SHORT EXERCISE: Could you quote every one of the records below verbatim, line for line, without changing a single character?

*** GIVEN ENTRIES

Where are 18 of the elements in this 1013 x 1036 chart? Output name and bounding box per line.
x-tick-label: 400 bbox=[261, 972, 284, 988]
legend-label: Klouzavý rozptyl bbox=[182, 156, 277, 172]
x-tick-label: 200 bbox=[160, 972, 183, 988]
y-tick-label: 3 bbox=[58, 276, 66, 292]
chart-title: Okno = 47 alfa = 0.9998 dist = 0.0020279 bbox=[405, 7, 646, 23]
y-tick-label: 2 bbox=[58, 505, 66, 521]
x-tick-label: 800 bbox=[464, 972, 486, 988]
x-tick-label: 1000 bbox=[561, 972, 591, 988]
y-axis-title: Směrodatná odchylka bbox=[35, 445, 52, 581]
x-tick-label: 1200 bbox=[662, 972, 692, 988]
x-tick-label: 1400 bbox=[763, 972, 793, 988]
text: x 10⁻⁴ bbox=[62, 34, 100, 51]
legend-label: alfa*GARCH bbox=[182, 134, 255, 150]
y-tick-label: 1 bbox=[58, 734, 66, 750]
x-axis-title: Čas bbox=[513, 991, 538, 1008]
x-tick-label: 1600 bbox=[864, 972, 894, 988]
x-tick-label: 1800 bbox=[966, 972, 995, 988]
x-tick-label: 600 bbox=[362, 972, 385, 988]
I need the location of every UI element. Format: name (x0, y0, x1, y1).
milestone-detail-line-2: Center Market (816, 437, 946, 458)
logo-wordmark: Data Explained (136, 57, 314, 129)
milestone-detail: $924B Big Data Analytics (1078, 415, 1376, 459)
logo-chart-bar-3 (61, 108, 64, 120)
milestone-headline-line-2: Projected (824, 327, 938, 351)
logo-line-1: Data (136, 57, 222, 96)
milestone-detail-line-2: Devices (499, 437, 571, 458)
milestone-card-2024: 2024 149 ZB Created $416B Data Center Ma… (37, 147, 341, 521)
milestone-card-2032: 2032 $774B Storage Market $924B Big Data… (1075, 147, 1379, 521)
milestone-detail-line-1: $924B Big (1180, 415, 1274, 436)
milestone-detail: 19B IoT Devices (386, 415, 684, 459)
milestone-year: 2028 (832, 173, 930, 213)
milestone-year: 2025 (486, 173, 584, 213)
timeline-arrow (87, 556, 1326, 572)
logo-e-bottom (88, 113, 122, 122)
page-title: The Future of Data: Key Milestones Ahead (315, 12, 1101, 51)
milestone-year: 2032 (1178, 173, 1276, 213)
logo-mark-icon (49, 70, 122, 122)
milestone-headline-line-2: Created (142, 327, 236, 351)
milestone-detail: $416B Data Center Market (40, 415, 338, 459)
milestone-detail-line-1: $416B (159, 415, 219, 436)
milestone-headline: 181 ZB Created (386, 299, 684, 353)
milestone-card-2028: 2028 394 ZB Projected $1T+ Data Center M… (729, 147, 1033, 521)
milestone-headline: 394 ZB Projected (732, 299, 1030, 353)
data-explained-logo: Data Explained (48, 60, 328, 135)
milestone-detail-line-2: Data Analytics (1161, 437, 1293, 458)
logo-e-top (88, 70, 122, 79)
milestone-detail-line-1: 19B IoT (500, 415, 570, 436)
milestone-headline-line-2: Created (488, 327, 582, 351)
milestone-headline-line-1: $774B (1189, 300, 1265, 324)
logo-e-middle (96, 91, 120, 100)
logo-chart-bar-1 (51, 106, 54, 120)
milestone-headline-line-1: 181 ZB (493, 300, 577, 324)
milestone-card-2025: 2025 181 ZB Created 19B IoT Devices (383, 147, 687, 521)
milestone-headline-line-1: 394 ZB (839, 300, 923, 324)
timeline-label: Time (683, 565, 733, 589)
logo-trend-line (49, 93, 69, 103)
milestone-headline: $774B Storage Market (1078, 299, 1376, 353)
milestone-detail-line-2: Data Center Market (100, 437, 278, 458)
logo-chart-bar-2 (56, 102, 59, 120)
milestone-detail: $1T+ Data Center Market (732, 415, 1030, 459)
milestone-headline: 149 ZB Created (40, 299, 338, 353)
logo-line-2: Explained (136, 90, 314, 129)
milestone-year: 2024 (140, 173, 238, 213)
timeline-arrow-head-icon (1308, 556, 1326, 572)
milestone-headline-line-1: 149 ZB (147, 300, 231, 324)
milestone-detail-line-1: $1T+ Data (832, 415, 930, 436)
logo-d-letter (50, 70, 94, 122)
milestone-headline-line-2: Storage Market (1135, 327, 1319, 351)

******

FINAL RESULT:
Where are 18 of the elements in this 1013 x 1036 chart? Output name and bounding box per line.
x-tick-label: 400 bbox=[261, 972, 284, 988]
legend-label: Klouzavý rozptyl bbox=[182, 156, 277, 172]
x-tick-label: 200 bbox=[160, 972, 183, 988]
y-tick-label: 3 bbox=[58, 276, 66, 292]
chart-title: Okno = 47 alfa = 0.9998 dist = 0.0020279 bbox=[405, 7, 646, 23]
y-tick-label: 2 bbox=[58, 505, 66, 521]
x-tick-label: 800 bbox=[464, 972, 486, 988]
x-tick-label: 1000 bbox=[561, 972, 591, 988]
y-axis-title: Směrodatná odchylka bbox=[35, 445, 52, 581]
x-tick-label: 1200 bbox=[662, 972, 692, 988]
x-tick-label: 1400 bbox=[763, 972, 793, 988]
text: x 10⁻⁴ bbox=[62, 34, 100, 51]
legend-label: alfa*GARCH bbox=[182, 134, 255, 150]
y-tick-label: 1 bbox=[58, 734, 66, 750]
x-axis-title: Čas bbox=[513, 991, 538, 1008]
x-tick-label: 1600 bbox=[864, 972, 894, 988]
x-tick-label: 1800 bbox=[966, 972, 995, 988]
x-tick-label: 600 bbox=[362, 972, 385, 988]
I need the location of every UI element. Format: name (x0, y0, x1, y1).
milestone-detail-line-2: Center Market (816, 437, 946, 458)
logo-wordmark: Data Explained (136, 57, 314, 129)
milestone-detail: $924B Big Data Analytics (1078, 415, 1376, 459)
logo-chart-bar-3 (61, 108, 64, 120)
milestone-headline-line-2: Projected (824, 327, 938, 351)
logo-line-1: Data (136, 57, 222, 96)
milestone-detail-line-2: Devices (499, 437, 571, 458)
milestone-card-2024: 2024 149 ZB Created $416B Data Center Ma… (37, 147, 341, 521)
milestone-card-2032: 2032 $774B Storage Market $924B Big Data… (1075, 147, 1379, 521)
milestone-detail-line-1: $924B Big (1180, 415, 1274, 436)
milestone-detail: 19B IoT Devices (386, 415, 684, 459)
milestone-year: 2028 (832, 173, 930, 213)
milestone-year: 2025 (486, 173, 584, 213)
timeline-arrow (87, 556, 1326, 572)
logo-e-bottom (88, 113, 122, 122)
page-title: The Future of Data: Key Milestones Ahead (315, 12, 1101, 51)
milestone-year: 2032 (1178, 173, 1276, 213)
logo-mark-icon (49, 70, 122, 122)
milestone-headline-line-2: Created (142, 327, 236, 351)
milestone-detail: $416B Data Center Market (40, 415, 338, 459)
milestone-detail-line-1: $416B (159, 415, 219, 436)
milestone-headline: 181 ZB Created (386, 299, 684, 353)
milestone-card-2028: 2028 394 ZB Projected $1T+ Data Center M… (729, 147, 1033, 521)
milestone-headline: 394 ZB Projected (732, 299, 1030, 353)
data-explained-logo: Data Explained (48, 60, 328, 135)
milestone-detail-line-2: Data Analytics (1161, 437, 1293, 458)
logo-e-top (88, 70, 122, 79)
milestone-detail-line-1: 19B IoT (500, 415, 570, 436)
milestone-headline-line-2: Created (488, 327, 582, 351)
milestone-headline-line-1: $774B (1189, 300, 1265, 324)
logo-e-middle (96, 91, 120, 100)
logo-chart-bar-1 (51, 106, 54, 120)
milestone-headline-line-1: 181 ZB (493, 300, 577, 324)
milestone-card-2025: 2025 181 ZB Created 19B IoT Devices (383, 147, 687, 521)
milestone-headline-line-1: 394 ZB (839, 300, 923, 324)
timeline-label: Time (683, 565, 733, 589)
logo-trend-line (49, 93, 69, 103)
milestone-headline: $774B Storage Market (1078, 299, 1376, 353)
milestone-detail-line-2: Data Center Market (100, 437, 278, 458)
logo-chart-bar-2 (56, 102, 59, 120)
milestone-detail: $1T+ Data Center Market (732, 415, 1030, 459)
milestone-headline: 149 ZB Created (40, 299, 338, 353)
logo-line-2: Explained (136, 90, 314, 129)
milestone-year: 2024 (140, 173, 238, 213)
timeline-arrow-head-icon (1308, 556, 1326, 572)
milestone-headline-line-1: 149 ZB (147, 300, 231, 324)
milestone-detail-line-1: $1T+ Data (832, 415, 930, 436)
logo-d-letter (50, 70, 94, 122)
milestone-headline-line-2: Storage Market (1135, 327, 1319, 351)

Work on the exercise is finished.